--- start of Data for the task ---

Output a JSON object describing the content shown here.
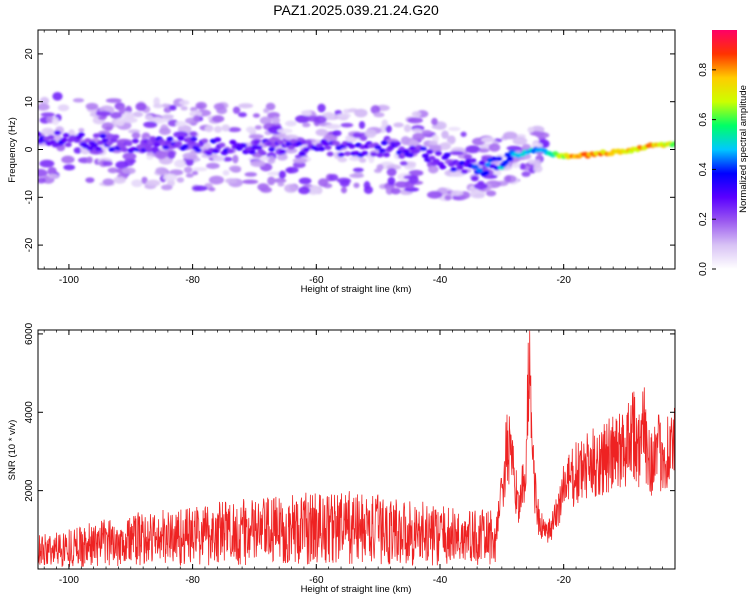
{
  "chart_data": [
    {
      "type": "heatmap",
      "title": "PAZ1.2025.039.21.24.G20",
      "xlabel": "Height of straight line (km)",
      "ylabel": "Frequency (Hz)",
      "xlim": [
        -105,
        -2
      ],
      "ylim": [
        -25,
        25
      ],
      "x_ticks": [
        "-100",
        "-80",
        "-60",
        "-40",
        "-20"
      ],
      "x_tick_values": [
        -100,
        -80,
        -60,
        -40,
        -20
      ],
      "y_ticks": [
        "-20",
        "-10",
        "0",
        "10",
        "20"
      ],
      "y_tick_values": [
        -20,
        -10,
        0,
        10,
        20
      ],
      "colorbar": {
        "label": "Normalized spectral amplitude",
        "ticks": [
          "0.0",
          "0.2",
          "0.4",
          "0.6",
          "0.8"
        ],
        "tick_values": [
          0,
          0.2,
          0.4,
          0.6,
          0.8
        ],
        "range": [
          0,
          0.96
        ],
        "colors": [
          "#ffffff",
          "#d8c2f5",
          "#9b59f0",
          "#5a00ff",
          "#0000ff",
          "#00c8ff",
          "#00ff66",
          "#ccff00",
          "#ffcc00",
          "#ff3300",
          "#ff0066"
        ]
      },
      "ridge": {
        "height_km": [
          -104,
          -95,
          -85,
          -75,
          -65,
          -55,
          -45,
          -38,
          -33,
          -29,
          -26,
          -24,
          -22,
          -18,
          -14,
          -10,
          -6,
          -2
        ],
        "frequency_hz": [
          2.5,
          1.5,
          1.0,
          0.6,
          0.4,
          0.3,
          0.0,
          -3.0,
          -4.0,
          -2.0,
          -0.5,
          0.0,
          -1.0,
          -1.5,
          -0.8,
          -0.4,
          0.8,
          1.0
        ],
        "amplitude": [
          0.3,
          0.3,
          0.3,
          0.3,
          0.3,
          0.3,
          0.3,
          0.3,
          0.4,
          0.5,
          0.55,
          0.5,
          0.6,
          0.9,
          0.85,
          0.8,
          0.85,
          0.7
        ]
      }
    },
    {
      "type": "line",
      "title": "",
      "xlabel": "Height of straight line (km)",
      "ylabel": "SNR (10 * v/v)",
      "xlim": [
        -105,
        -2
      ],
      "ylim": [
        0,
        6100
      ],
      "x_ticks": [
        "-100",
        "-80",
        "-60",
        "-40",
        "-20"
      ],
      "x_tick_values": [
        -100,
        -80,
        -60,
        -40,
        -20
      ],
      "y_ticks": [
        "2000",
        "4000",
        "6000"
      ],
      "y_tick_values": [
        2000,
        4000,
        6000
      ],
      "color": "#ee2222",
      "series": [
        {
          "x": [
            -105,
            -100,
            -95,
            -90,
            -85,
            -80,
            -75,
            -70,
            -65,
            -60,
            -55,
            -50,
            -45,
            -40,
            -35,
            -31,
            -29,
            -28,
            -27,
            -26,
            -25.5,
            -25,
            -24,
            -23,
            -22,
            -21,
            -20,
            -18,
            -16,
            -14,
            -12,
            -10,
            -9,
            -8,
            -7,
            -6,
            -5,
            -4,
            -3,
            -2
          ],
          "y": [
            450,
            550,
            650,
            750,
            800,
            850,
            950,
            950,
            1000,
            1050,
            1050,
            1000,
            950,
            850,
            800,
            800,
            3200,
            2200,
            1600,
            2800,
            6100,
            2600,
            1200,
            900,
            1000,
            1500,
            2100,
            2400,
            2600,
            2800,
            2900,
            3100,
            3800,
            3000,
            3500,
            2800,
            2900,
            2950,
            3050,
            3150
          ]
        }
      ]
    }
  ]
}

--- end of Data for the task ---

## Exercise requirements
Give every line of the material that includes the string "amplitude".

## Final result
        "label": "Normalized spectral amplitude",
        "amplitude": [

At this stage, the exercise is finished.